* **SET TASK**
Type every record exactly as it appears.

Saved entries:
◇ ◇ ◇ ◇ ◇ ◇ ◇
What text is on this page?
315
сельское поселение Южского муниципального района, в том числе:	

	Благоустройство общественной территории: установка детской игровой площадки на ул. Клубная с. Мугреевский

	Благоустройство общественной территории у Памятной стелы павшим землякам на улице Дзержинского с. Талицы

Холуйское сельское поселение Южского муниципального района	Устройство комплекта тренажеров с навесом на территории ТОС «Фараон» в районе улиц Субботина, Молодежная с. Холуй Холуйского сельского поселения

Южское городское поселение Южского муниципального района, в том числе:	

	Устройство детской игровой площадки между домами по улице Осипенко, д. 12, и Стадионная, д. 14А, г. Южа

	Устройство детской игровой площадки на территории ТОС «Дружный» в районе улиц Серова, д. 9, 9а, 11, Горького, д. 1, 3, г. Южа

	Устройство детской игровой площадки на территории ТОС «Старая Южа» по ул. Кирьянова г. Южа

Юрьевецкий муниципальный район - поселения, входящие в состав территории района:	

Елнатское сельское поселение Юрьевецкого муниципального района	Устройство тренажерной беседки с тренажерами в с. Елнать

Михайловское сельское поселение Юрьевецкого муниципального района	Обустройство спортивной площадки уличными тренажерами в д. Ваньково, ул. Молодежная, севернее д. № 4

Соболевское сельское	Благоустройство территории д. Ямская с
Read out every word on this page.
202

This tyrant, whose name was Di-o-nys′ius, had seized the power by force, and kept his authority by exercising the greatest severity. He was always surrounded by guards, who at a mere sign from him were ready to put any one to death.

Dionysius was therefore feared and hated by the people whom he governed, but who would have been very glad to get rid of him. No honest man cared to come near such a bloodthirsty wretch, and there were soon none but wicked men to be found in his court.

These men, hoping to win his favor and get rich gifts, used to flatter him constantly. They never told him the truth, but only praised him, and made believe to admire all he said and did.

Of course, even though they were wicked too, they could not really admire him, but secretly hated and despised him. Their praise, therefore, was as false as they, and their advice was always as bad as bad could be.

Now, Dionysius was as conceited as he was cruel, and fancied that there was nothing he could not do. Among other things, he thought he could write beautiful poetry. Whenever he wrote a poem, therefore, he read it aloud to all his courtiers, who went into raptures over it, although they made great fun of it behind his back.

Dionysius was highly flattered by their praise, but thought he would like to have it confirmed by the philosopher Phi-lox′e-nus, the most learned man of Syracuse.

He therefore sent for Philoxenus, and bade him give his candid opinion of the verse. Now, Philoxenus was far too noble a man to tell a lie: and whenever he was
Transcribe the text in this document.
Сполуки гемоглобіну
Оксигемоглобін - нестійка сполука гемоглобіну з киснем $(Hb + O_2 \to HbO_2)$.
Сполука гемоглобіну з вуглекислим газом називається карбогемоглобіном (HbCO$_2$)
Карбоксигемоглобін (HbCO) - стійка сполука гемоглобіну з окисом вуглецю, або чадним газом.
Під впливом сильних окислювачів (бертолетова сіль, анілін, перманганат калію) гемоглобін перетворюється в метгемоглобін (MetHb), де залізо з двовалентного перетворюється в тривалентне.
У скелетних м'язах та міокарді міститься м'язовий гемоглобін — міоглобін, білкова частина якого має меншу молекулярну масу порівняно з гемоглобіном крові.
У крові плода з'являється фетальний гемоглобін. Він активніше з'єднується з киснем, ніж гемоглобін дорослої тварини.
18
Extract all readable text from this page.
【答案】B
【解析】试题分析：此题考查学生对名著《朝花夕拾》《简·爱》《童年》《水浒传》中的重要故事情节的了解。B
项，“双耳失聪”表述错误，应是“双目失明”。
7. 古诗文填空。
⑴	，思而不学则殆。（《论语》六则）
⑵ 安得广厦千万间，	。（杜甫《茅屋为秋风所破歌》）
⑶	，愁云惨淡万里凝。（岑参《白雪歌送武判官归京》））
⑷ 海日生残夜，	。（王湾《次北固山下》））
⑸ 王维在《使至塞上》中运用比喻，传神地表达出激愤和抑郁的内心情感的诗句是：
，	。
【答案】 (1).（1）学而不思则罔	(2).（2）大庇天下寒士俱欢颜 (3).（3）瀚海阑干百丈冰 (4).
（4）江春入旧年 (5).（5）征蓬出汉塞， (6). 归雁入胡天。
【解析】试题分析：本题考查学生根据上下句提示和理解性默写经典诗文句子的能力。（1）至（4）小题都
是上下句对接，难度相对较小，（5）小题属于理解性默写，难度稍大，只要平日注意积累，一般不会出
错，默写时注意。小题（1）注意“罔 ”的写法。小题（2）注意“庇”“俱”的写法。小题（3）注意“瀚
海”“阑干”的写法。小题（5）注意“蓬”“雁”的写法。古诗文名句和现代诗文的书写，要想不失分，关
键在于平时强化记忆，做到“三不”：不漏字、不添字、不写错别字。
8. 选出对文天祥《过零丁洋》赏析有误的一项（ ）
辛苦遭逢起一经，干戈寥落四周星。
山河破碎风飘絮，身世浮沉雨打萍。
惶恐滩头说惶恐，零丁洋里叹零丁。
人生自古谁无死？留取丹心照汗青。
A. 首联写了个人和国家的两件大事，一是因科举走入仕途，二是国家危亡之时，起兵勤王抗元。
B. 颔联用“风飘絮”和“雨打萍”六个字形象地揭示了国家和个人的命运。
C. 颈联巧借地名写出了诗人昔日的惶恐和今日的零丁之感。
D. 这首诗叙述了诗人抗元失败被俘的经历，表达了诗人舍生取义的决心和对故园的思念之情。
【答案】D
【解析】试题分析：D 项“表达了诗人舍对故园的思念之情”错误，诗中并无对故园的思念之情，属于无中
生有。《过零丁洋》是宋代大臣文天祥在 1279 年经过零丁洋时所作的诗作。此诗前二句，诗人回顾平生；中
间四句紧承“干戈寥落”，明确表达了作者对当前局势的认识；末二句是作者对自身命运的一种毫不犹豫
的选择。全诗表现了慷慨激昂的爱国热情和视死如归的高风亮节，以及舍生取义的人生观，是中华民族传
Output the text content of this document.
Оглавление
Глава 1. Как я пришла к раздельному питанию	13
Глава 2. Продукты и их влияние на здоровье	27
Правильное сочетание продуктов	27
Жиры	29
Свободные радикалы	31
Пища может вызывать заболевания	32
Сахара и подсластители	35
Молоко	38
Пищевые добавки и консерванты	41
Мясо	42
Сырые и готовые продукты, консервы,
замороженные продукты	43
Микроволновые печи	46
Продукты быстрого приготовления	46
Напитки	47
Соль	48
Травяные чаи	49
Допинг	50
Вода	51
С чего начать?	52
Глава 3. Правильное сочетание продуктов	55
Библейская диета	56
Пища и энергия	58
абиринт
◇ ◇ ◇ ◇ ◇ ◇ ◇
* **OUTPUT**
What text is on this page?
315
сельское поселение Южского муниципального района, в том числе:	

	Благоустройство общественной территории: установка детской игровой площадки на ул. Клубная с. Мугреевский

	Благоустройство общественной территории у Памятной стелы павшим землякам на улице Дзержинского с. Талицы

Холуйское сельское поселение Южского муниципального района	Устройство комплекта тренажеров с навесом на территории ТОС «Фараон» в районе улиц Субботина, Молодежная с. Холуй Холуйского сельского поселения

Южское городское поселение Южского муниципального района, в том числе:	

	Устройство детской игровой площадки между домами по улице Осипенко, д. 12, и Стадионная, д. 14А, г. Южа

	Устройство детской игровой площадки на территории ТОС «Дружный» в районе улиц Серова, д. 9, 9а, 11, Горького, д. 1, 3, г. Южа

	Устройство детской игровой площадки на территории ТОС «Старая Южа» по ул. Кирьянова г. Южа

Юрьевецкий муниципальный район - поселения, входящие в состав территории района:	

Елнатское сельское поселение Юрьевецкого муниципального района	Устройство тренажерной беседки с тренажерами в с. Елнать

Михайловское сельское поселение Юрьевецкого муниципального района	Обустройство спортивной площадки уличными тренажерами в д. Ваньково, ул. Молодежная, севернее д. № 4

Соболевское сельское	Благоустройство территории д. Ямская с
Read out every word on this page.
202

This tyrant, whose name was Di-o-nys′ius, had seized the power by force, and kept his authority by exercising the greatest severity. He was always surrounded by guards, who at a mere sign from him were ready to put any one to death.

Dionysius was therefore feared and hated by the people whom he governed, but who would have been very glad to get rid of him. No honest man cared to come near such a bloodthirsty wretch, and there were soon none but wicked men to be found in his court.

These men, hoping to win his favor and get rich gifts, used to flatter him constantly. They never told him the truth, but only praised him, and made believe to admire all he said and did.

Of course, even though they were wicked too, they could not really admire him, but secretly hated and despised him. Their praise, therefore, was as false as they, and their advice was always as bad as bad could be.

Now, Dionysius was as conceited as he was cruel, and fancied that there was nothing he could not do. Among other things, he thought he could write beautiful poetry. Whenever he wrote a poem, therefore, he read it aloud to all his courtiers, who went into raptures over it, although they made great fun of it behind his back.

Dionysius was highly flattered by their praise, but thought he would like to have it confirmed by the philosopher Phi-lox′e-nus, the most learned man of Syracuse.

He therefore sent for Philoxenus, and bade him give his candid opinion of the verse. Now, Philoxenus was far too noble a man to tell a lie: and whenever he was
Transcribe the text in this document.
Сполуки гемоглобіну
Оксигемоглобін - нестійка сполука гемоглобіну з киснем $(Hb + O_2 \to HbO_2)$.
Сполука гемоглобіну з вуглекислим газом називається карбогемоглобіном (HbCO$_2$)
Карбоксигемоглобін (HbCO) - стійка сполука гемоглобіну з окисом вуглецю, або чадним газом.
Під впливом сильних окислювачів (бертолетова сіль, анілін, перманганат калію) гемоглобін перетворюється в метгемоглобін (MetHb), де залізо з двовалентного перетворюється в тривалентне.
У скелетних м'язах та міокарді міститься м'язовий гемоглобін — міоглобін, білкова частина якого має меншу молекулярну масу порівняно з гемоглобіном крові.
У крові плода з'являється фетальний гемоглобін. Він активніше з'єднується з киснем, ніж гемоглобін дорослої тварини.
18
Extract all readable text from this page.
【答案】B
【解析】试题分析：此题考查学生对名著《朝花夕拾》《简·爱》《童年》《水浒传》中的重要故事情节的了解。B
项，“双耳失聪”表述错误，应是“双目失明”。
7. 古诗文填空。
⑴	，思而不学则殆。（《论语》六则）
⑵ 安得广厦千万间，	。（杜甫《茅屋为秋风所破歌》）
⑶	，愁云惨淡万里凝。（岑参《白雪歌送武判官归京》））
⑷ 海日生残夜，	。（王湾《次北固山下》））
⑸ 王维在《使至塞上》中运用比喻，传神地表达出激愤和抑郁的内心情感的诗句是：
，	。
【答案】 (1).（1）学而不思则罔	(2).（2）大庇天下寒士俱欢颜 (3).（3）瀚海阑干百丈冰 (4).
（4）江春入旧年 (5).（5）征蓬出汉塞， (6). 归雁入胡天。
【解析】试题分析：本题考查学生根据上下句提示和理解性默写经典诗文句子的能力。（1）至（4）小题都
是上下句对接，难度相对较小，（5）小题属于理解性默写，难度稍大，只要平日注意积累，一般不会出
错，默写时注意。小题（1）注意“罔 ”的写法。小题（2）注意“庇”“俱”的写法。小题（3）注意“瀚
海”“阑干”的写法。小题（5）注意“蓬”“雁”的写法。古诗文名句和现代诗文的书写，要想不失分，关
键在于平时强化记忆，做到“三不”：不漏字、不添字、不写错别字。
8. 选出对文天祥《过零丁洋》赏析有误的一项（ ）
辛苦遭逢起一经，干戈寥落四周星。
山河破碎风飘絮，身世浮沉雨打萍。
惶恐滩头说惶恐，零丁洋里叹零丁。
人生自古谁无死？留取丹心照汗青。
A. 首联写了个人和国家的两件大事，一是因科举走入仕途，二是国家危亡之时，起兵勤王抗元。
B. 颔联用“风飘絮”和“雨打萍”六个字形象地揭示了国家和个人的命运。
C. 颈联巧借地名写出了诗人昔日的惶恐和今日的零丁之感。
D. 这首诗叙述了诗人抗元失败被俘的经历，表达了诗人舍生取义的决心和对故园的思念之情。
【答案】D
【解析】试题分析：D 项“表达了诗人舍对故园的思念之情”错误，诗中并无对故园的思念之情，属于无中
生有。《过零丁洋》是宋代大臣文天祥在 1279 年经过零丁洋时所作的诗作。此诗前二句，诗人回顾平生；中
间四句紧承“干戈寥落”，明确表达了作者对当前局势的认识；末二句是作者对自身命运的一种毫不犹豫
的选择。全诗表现了慷慨激昂的爱国热情和视死如归的高风亮节，以及舍生取义的人生观，是中华民族传
Output the text content of this document.
Оглавление
Глава 1. Как я пришла к раздельному питанию	13
Глава 2. Продукты и их влияние на здоровье	27
Правильное сочетание продуктов	27
Жиры	29
Свободные радикалы	31
Пища может вызывать заболевания	32
Сахара и подсластители	35
Молоко	38
Пищевые добавки и консерванты	41
Мясо	42
Сырые и готовые продукты, консервы,
замороженные продукты	43
Микроволновые печи	46
Продукты быстрого приготовления	46
Напитки	47
Соль	48
Травяные чаи	49
Допинг	50
Вода	51
С чего начать?	52
Глава 3. Правильное сочетание продуктов	55
Библейская диета	56
Пища и энергия	58
абиринт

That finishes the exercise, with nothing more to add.